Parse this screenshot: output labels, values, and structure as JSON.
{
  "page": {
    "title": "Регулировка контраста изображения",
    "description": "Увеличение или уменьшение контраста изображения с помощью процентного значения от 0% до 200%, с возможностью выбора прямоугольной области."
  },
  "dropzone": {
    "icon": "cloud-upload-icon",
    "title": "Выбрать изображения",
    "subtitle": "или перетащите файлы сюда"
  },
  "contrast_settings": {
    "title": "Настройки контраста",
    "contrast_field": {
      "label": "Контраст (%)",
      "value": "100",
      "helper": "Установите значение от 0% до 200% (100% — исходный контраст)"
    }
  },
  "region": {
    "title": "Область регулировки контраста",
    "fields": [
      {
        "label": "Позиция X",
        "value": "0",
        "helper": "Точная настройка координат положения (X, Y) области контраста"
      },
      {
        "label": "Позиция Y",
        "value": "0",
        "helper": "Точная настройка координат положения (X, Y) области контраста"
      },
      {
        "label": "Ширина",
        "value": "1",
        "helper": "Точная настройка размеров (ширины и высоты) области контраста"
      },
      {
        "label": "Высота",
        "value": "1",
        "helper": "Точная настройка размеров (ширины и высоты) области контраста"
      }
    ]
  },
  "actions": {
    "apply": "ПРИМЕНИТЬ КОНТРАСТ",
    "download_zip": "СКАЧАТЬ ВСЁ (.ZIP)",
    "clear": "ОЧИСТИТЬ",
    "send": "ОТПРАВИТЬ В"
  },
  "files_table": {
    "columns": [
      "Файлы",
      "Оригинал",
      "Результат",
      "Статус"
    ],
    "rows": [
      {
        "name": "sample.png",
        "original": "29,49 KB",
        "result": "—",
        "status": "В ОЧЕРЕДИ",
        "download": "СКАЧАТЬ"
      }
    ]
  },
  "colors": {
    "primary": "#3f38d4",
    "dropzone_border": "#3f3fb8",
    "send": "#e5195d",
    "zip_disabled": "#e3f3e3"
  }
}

## Exercise brief:
Select every line of the material above holding the word "СКАЧАТЬ" and copy it.

## Exercise result:
    "download_zip": "СКАЧАТЬ ВСЁ (.ZIP)",
        "download": "СКАЧАТЬ"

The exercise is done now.